◆ Short exercise ◆
Copy out the records in full, word for word, without pictures.

|---|

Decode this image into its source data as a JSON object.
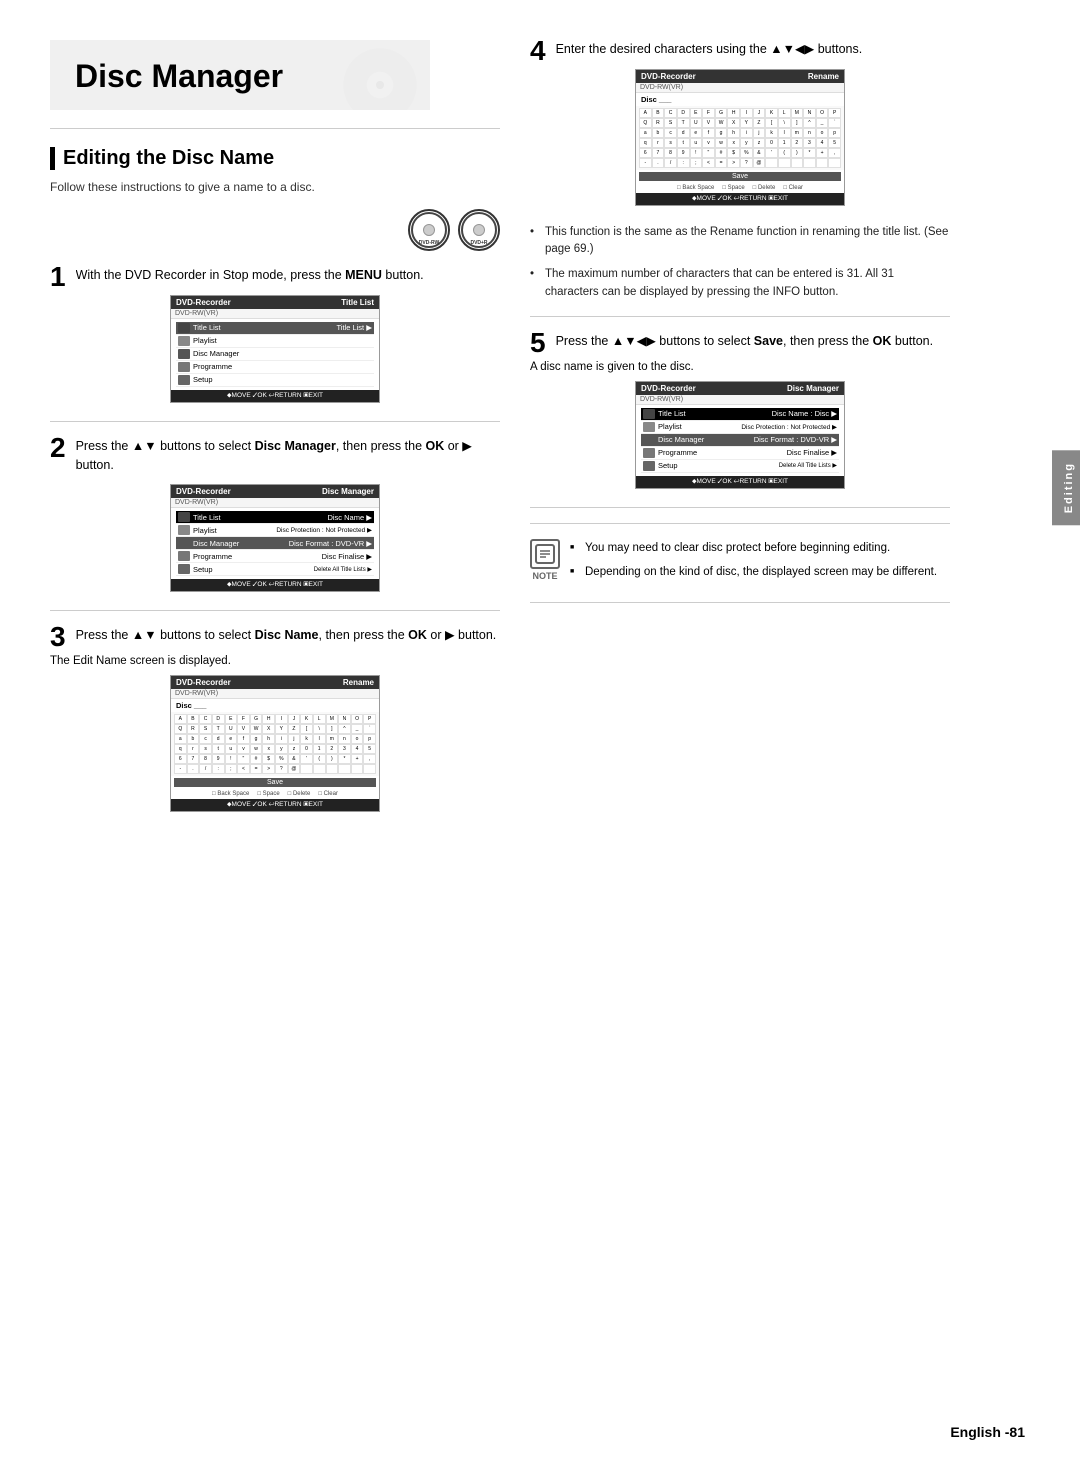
{
  "header": {
    "title": "Disc Manager",
    "section_title": "Editing the Disc Name",
    "follow_text": "Follow these instructions to give a name to a disc."
  },
  "dvd_icons": [
    {
      "label": "DVD-RW"
    },
    {
      "label": "DVD+R"
    }
  ],
  "steps": {
    "step1": {
      "number": "1",
      "text_main": "With the DVD Recorder in Stop mode, press the ",
      "text_bold": "MENU",
      "text_end": " button."
    },
    "step2": {
      "number": "2",
      "text_before": "Press the ▲▼ buttons to select ",
      "text_bold": "Disc Manager",
      "text_after": ", then press the ",
      "text_bold2": "OK",
      "text_end": " or ▶ button."
    },
    "step3": {
      "number": "3",
      "text_before": "Press the ▲▼ buttons to select ",
      "text_bold": "Disc Name",
      "text_after": ", then press the ",
      "text_bold2": "OK",
      "text_end": " or ▶ button.",
      "subtext": "The Edit Name screen is displayed."
    },
    "step4": {
      "number": "4",
      "text": "Enter the desired characters using the ▲▼◀▶ buttons."
    },
    "step5": {
      "number": "5",
      "text_before": "Press the ▲▼◀▶ buttons to select ",
      "text_bold": "Save",
      "text_after": ", then press the ",
      "text_bold2": "OK",
      "text_end": " button.",
      "subtext": "A disc name is given to the disc."
    }
  },
  "screen1": {
    "header_left": "DVD-Recorder",
    "header_right": "Title List",
    "dvd_label": "DVD-RW(VR)",
    "rows": [
      {
        "icon": "title-list",
        "label": "Title List",
        "value": "Title List",
        "active": true
      },
      {
        "icon": "playlist",
        "label": "Playlist",
        "value": ""
      },
      {
        "icon": "disc-manager",
        "label": "Disc Manager",
        "value": ""
      },
      {
        "icon": "programme",
        "label": "Programme",
        "value": ""
      },
      {
        "icon": "setup",
        "label": "Setup",
        "value": ""
      }
    ],
    "nav": "⬥MOVE  ✓OK  ↩RETURN  ▣EXIT"
  },
  "screen2": {
    "header_left": "DVD-Recorder",
    "header_right": "Disc Manager",
    "dvd_label": "DVD-RW(VR)",
    "rows": [
      {
        "icon": "title-list",
        "label": "Title List",
        "value": "Disc Name",
        "active": true
      },
      {
        "icon": "playlist",
        "label": "Playlist",
        "value": "Disc Protection : Not Protected"
      },
      {
        "icon": "disc-manager",
        "label": "Disc Manager",
        "value": "Disc Format  : DVD-VR"
      },
      {
        "icon": "programme",
        "label": "Programme",
        "value": "Disc Finalise"
      },
      {
        "icon": "setup",
        "label": "Setup",
        "value": "Delete All Title Lists"
      }
    ],
    "nav": "⬥MOVE  ✓OK  ↩RETURN  ▣EXIT"
  },
  "screen3_rename": {
    "header_left": "DVD-Recorder",
    "header_right": "Rename",
    "dvd_label": "DVD-RW(VR)",
    "disc_label": "Disc",
    "chars": [
      "A",
      "B",
      "C",
      "D",
      "E",
      "F",
      "G",
      "H",
      "I",
      "J",
      "K",
      "L",
      "M",
      "N",
      "O",
      "P",
      "Q",
      "R",
      "S",
      "T",
      "U",
      "V",
      "W",
      "X",
      "Y",
      "Z",
      "[",
      "\\",
      "]",
      "^",
      "_",
      "`",
      "a",
      "b",
      "c",
      "d",
      "e",
      "f",
      "g",
      "h",
      "i",
      "j",
      "k",
      "l",
      "m",
      "n",
      "o",
      "p",
      "q",
      "r",
      "s",
      "t",
      "u",
      "v",
      "w",
      "x",
      "y",
      "z",
      "0",
      "1",
      "2",
      "3",
      "4",
      "5",
      "6",
      "7",
      "8",
      "9",
      "!",
      "\"",
      "#",
      "$",
      "%",
      "&",
      "'",
      "(",
      ")",
      "*",
      "+",
      ",",
      "-",
      ".",
      "/",
      ":",
      ";",
      "<",
      "=",
      ">",
      "?",
      "@",
      "[",
      "\\",
      "]",
      "^",
      "_",
      " ",
      " ",
      " ",
      " ",
      " "
    ],
    "save_label": "Save",
    "options": [
      "Back Space",
      "Space",
      "Delete",
      "Clear"
    ],
    "nav": "⬥MOVE  ✓OK  ↩RETURN  ▣EXIT"
  },
  "screen4_rename": {
    "header_left": "DVD-Recorder",
    "header_right": "Rename",
    "dvd_label": "DVD-RW(VR)",
    "disc_label": "Disc",
    "save_label": "Save",
    "options": [
      "Back Space",
      "Space",
      "Delete",
      "Clear"
    ],
    "nav": "⬥MOVE  ✓OK  ↩RETURN  ▣EXIT"
  },
  "screen5": {
    "header_left": "DVD-Recorder",
    "header_right": "Disc Manager",
    "dvd_label": "DVD-RW(VR)",
    "rows": [
      {
        "label": "Title List",
        "value": "Disc Name : Disc",
        "active": true
      },
      {
        "label": "Playlist",
        "value": "Disc Protection : Not Protected"
      },
      {
        "label": "Disc Manager",
        "value": "Disc Format  : DVD-VR"
      },
      {
        "label": "Programme",
        "value": "Disc Finalise"
      },
      {
        "label": "Setup",
        "value": "Delete All Title Lists"
      }
    ],
    "nav": "⬥MOVE  ✓OK  ↩RETURN  ▣EXIT"
  },
  "bullets": {
    "bullet1": "This function is the same as the Rename function in renaming the title list. (See page 69.)",
    "bullet2": "The maximum number of characters that can be entered is 31. All 31 characters can be displayed by pressing the INFO button."
  },
  "notes": {
    "note1": "You may need to clear disc protect before beginning editing.",
    "note2": "Depending on the kind of disc, the displayed screen may be different."
  },
  "footer": {
    "text": "English -81"
  },
  "sidebar_tab": "Editing"
}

|---|

◆ Complete answer ◆
Decode this image into its source data as a JSON object.
{
  "header": {
    "title": "Disc Manager",
    "section_title": "Editing the Disc Name",
    "follow_text": "Follow these instructions to give a name to a disc."
  },
  "dvd_icons": [
    {
      "label": "DVD-RW"
    },
    {
      "label": "DVD+R"
    }
  ],
  "steps": {
    "step1": {
      "number": "1",
      "text_main": "With the DVD Recorder in Stop mode, press the ",
      "text_bold": "MENU",
      "text_end": " button."
    },
    "step2": {
      "number": "2",
      "text_before": "Press the ▲▼ buttons to select ",
      "text_bold": "Disc Manager",
      "text_after": ", then press the ",
      "text_bold2": "OK",
      "text_end": " or ▶ button."
    },
    "step3": {
      "number": "3",
      "text_before": "Press the ▲▼ buttons to select ",
      "text_bold": "Disc Name",
      "text_after": ", then press the ",
      "text_bold2": "OK",
      "text_end": " or ▶ button.",
      "subtext": "The Edit Name screen is displayed."
    },
    "step4": {
      "number": "4",
      "text": "Enter the desired characters using the ▲▼◀▶ buttons."
    },
    "step5": {
      "number": "5",
      "text_before": "Press the ▲▼◀▶ buttons to select ",
      "text_bold": "Save",
      "text_after": ", then press the ",
      "text_bold2": "OK",
      "text_end": " button.",
      "subtext": "A disc name is given to the disc."
    }
  },
  "screen1": {
    "header_left": "DVD-Recorder",
    "header_right": "Title List",
    "dvd_label": "DVD-RW(VR)",
    "rows": [
      {
        "icon": "title-list",
        "label": "Title List",
        "value": "Title List",
        "active": true
      },
      {
        "icon": "playlist",
        "label": "Playlist",
        "value": ""
      },
      {
        "icon": "disc-manager",
        "label": "Disc Manager",
        "value": ""
      },
      {
        "icon": "programme",
        "label": "Programme",
        "value": ""
      },
      {
        "icon": "setup",
        "label": "Setup",
        "value": ""
      }
    ],
    "nav": "⬥MOVE  ✓OK  ↩RETURN  ▣EXIT"
  },
  "screen2": {
    "header_left": "DVD-Recorder",
    "header_right": "Disc Manager",
    "dvd_label": "DVD-RW(VR)",
    "rows": [
      {
        "icon": "title-list",
        "label": "Title List",
        "value": "Disc Name",
        "active": true
      },
      {
        "icon": "playlist",
        "label": "Playlist",
        "value": "Disc Protection : Not Protected"
      },
      {
        "icon": "disc-manager",
        "label": "Disc Manager",
        "value": "Disc Format  : DVD-VR"
      },
      {
        "icon": "programme",
        "label": "Programme",
        "value": "Disc Finalise"
      },
      {
        "icon": "setup",
        "label": "Setup",
        "value": "Delete All Title Lists"
      }
    ],
    "nav": "⬥MOVE  ✓OK  ↩RETURN  ▣EXIT"
  },
  "screen3_rename": {
    "header_left": "DVD-Recorder",
    "header_right": "Rename",
    "dvd_label": "DVD-RW(VR)",
    "disc_label": "Disc",
    "chars": [
      "A",
      "B",
      "C",
      "D",
      "E",
      "F",
      "G",
      "H",
      "I",
      "J",
      "K",
      "L",
      "M",
      "N",
      "O",
      "P",
      "Q",
      "R",
      "S",
      "T",
      "U",
      "V",
      "W",
      "X",
      "Y",
      "Z",
      "[",
      "\\",
      "]",
      "^",
      "_",
      "`",
      "a",
      "b",
      "c",
      "d",
      "e",
      "f",
      "g",
      "h",
      "i",
      "j",
      "k",
      "l",
      "m",
      "n",
      "o",
      "p",
      "q",
      "r",
      "s",
      "t",
      "u",
      "v",
      "w",
      "x",
      "y",
      "z",
      "0",
      "1",
      "2",
      "3",
      "4",
      "5",
      "6",
      "7",
      "8",
      "9",
      "!",
      "\"",
      "#",
      "$",
      "%",
      "&",
      "'",
      "(",
      ")",
      "*",
      "+",
      ",",
      "-",
      ".",
      "/",
      ":",
      ";",
      "<",
      "=",
      ">",
      "?",
      "@",
      "[",
      "\\",
      "]",
      "^",
      "_",
      " ",
      " ",
      " ",
      " ",
      " "
    ],
    "save_label": "Save",
    "options": [
      "Back Space",
      "Space",
      "Delete",
      "Clear"
    ],
    "nav": "⬥MOVE  ✓OK  ↩RETURN  ▣EXIT"
  },
  "screen4_rename": {
    "header_left": "DVD-Recorder",
    "header_right": "Rename",
    "dvd_label": "DVD-RW(VR)",
    "disc_label": "Disc",
    "save_label": "Save",
    "options": [
      "Back Space",
      "Space",
      "Delete",
      "Clear"
    ],
    "nav": "⬥MOVE  ✓OK  ↩RETURN  ▣EXIT"
  },
  "screen5": {
    "header_left": "DVD-Recorder",
    "header_right": "Disc Manager",
    "dvd_label": "DVD-RW(VR)",
    "rows": [
      {
        "label": "Title List",
        "value": "Disc Name : Disc",
        "active": true
      },
      {
        "label": "Playlist",
        "value": "Disc Protection : Not Protected"
      },
      {
        "label": "Disc Manager",
        "value": "Disc Format  : DVD-VR"
      },
      {
        "label": "Programme",
        "value": "Disc Finalise"
      },
      {
        "label": "Setup",
        "value": "Delete All Title Lists"
      }
    ],
    "nav": "⬥MOVE  ✓OK  ↩RETURN  ▣EXIT"
  },
  "bullets": {
    "bullet1": "This function is the same as the Rename function in renaming the title list. (See page 69.)",
    "bullet2": "The maximum number of characters that can be entered is 31. All 31 characters can be displayed by pressing the INFO button."
  },
  "notes": {
    "note1": "You may need to clear disc protect before beginning editing.",
    "note2": "Depending on the kind of disc, the displayed screen may be different."
  },
  "footer": {
    "text": "English -81"
  },
  "sidebar_tab": "Editing"
}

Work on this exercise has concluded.